**** EXTRACTED INFORMATION ****
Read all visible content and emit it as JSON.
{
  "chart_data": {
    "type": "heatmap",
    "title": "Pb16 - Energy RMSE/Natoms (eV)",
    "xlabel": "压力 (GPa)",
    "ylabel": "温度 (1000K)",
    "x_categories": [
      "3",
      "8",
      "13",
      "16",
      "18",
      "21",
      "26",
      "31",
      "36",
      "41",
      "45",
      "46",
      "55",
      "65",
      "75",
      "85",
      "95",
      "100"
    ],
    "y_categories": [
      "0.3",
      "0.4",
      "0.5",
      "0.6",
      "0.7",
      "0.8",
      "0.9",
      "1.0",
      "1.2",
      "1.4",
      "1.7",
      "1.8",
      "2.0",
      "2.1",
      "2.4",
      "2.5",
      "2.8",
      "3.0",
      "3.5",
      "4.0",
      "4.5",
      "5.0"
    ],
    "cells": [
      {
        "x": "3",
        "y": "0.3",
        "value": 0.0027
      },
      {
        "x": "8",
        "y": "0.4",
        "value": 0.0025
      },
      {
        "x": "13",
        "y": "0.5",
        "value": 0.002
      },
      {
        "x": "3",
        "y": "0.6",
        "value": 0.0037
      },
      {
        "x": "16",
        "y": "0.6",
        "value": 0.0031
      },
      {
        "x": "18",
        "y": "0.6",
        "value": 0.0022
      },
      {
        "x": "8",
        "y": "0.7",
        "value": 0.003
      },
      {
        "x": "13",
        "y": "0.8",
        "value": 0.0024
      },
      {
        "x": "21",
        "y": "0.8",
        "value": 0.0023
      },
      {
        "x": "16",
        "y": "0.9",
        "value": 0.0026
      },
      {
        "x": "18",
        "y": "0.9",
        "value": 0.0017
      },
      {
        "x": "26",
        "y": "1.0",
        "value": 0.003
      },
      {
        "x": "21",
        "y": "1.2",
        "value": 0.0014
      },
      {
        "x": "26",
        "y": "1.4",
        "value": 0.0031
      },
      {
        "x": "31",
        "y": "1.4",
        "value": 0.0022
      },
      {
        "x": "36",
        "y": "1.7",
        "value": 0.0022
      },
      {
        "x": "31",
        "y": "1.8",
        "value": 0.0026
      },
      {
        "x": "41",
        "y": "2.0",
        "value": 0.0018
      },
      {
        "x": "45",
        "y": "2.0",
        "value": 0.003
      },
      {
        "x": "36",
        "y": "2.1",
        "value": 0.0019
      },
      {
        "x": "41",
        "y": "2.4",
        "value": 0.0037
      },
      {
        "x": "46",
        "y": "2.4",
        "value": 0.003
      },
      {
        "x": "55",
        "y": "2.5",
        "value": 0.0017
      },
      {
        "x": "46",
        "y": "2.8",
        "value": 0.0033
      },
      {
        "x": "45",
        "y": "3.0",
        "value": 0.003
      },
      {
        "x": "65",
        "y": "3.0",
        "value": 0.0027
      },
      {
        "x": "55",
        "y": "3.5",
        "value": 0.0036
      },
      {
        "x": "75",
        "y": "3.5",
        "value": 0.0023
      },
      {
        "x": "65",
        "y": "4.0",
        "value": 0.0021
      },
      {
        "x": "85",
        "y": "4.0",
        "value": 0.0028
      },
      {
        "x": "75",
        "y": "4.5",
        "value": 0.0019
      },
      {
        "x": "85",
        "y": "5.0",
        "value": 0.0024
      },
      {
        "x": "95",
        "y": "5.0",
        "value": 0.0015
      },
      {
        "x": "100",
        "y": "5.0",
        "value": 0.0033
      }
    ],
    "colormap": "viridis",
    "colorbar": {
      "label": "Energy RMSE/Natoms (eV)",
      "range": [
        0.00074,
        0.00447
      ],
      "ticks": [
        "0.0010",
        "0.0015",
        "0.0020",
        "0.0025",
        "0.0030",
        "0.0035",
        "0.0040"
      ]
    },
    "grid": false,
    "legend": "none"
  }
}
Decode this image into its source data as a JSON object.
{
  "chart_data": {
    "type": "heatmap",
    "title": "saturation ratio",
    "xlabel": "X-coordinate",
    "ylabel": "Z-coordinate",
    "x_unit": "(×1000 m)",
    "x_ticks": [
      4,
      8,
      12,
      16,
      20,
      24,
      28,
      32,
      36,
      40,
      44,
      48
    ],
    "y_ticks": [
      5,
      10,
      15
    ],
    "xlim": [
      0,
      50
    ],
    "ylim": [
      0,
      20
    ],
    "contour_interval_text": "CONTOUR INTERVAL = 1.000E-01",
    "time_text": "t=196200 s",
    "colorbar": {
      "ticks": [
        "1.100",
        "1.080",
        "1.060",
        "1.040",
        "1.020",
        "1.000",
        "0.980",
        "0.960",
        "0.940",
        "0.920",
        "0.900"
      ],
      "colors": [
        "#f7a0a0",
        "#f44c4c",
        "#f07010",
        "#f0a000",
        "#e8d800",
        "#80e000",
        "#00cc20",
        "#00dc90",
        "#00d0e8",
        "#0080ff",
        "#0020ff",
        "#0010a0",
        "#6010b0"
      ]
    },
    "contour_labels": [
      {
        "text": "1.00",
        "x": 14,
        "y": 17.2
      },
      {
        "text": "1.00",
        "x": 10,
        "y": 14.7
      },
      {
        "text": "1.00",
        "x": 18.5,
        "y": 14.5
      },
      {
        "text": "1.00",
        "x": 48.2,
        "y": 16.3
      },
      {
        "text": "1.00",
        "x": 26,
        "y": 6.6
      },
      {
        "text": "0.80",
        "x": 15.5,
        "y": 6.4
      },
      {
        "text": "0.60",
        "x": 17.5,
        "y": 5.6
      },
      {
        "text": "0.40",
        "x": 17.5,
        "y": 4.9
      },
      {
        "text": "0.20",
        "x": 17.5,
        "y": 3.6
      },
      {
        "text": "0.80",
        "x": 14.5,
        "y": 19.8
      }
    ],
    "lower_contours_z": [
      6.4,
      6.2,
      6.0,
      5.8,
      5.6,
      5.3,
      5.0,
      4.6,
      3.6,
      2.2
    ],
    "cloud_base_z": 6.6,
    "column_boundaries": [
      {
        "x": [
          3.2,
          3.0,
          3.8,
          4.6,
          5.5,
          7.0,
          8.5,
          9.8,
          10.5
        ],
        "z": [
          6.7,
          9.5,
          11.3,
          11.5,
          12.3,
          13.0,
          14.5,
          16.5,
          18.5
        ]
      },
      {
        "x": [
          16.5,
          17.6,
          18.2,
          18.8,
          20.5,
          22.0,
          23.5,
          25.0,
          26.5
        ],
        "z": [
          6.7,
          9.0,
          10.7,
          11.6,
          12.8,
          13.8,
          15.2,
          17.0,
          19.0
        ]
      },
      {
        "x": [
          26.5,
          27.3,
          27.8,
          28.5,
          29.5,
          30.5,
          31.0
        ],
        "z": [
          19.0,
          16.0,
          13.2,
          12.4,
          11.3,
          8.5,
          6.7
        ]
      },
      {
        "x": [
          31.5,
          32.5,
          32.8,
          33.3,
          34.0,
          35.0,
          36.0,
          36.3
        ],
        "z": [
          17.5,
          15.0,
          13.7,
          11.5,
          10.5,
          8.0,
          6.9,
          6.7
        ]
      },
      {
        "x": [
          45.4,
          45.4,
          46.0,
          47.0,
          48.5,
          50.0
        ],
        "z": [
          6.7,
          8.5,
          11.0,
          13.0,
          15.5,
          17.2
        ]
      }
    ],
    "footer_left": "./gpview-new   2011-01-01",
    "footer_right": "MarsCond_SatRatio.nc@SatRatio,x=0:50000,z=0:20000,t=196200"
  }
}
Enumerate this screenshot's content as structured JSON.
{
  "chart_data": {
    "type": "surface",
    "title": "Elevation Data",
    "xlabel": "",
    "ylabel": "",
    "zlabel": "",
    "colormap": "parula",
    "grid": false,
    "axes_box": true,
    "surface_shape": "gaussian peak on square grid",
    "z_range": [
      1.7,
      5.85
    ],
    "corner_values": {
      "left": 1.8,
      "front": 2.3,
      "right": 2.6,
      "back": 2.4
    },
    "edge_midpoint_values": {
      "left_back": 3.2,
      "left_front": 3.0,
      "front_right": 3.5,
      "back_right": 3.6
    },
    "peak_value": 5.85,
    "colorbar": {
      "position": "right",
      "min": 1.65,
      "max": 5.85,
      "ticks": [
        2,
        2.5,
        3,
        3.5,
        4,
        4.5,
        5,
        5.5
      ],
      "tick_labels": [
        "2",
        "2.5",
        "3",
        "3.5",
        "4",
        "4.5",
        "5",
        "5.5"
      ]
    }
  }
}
****
Scan the material and collect every line that contains "JSON".

CORRECT RESULT
Read all visible content and emit it as JSON.
Decode this image into its source data as a JSON object.
Enumerate this screenshot's content as structured JSON.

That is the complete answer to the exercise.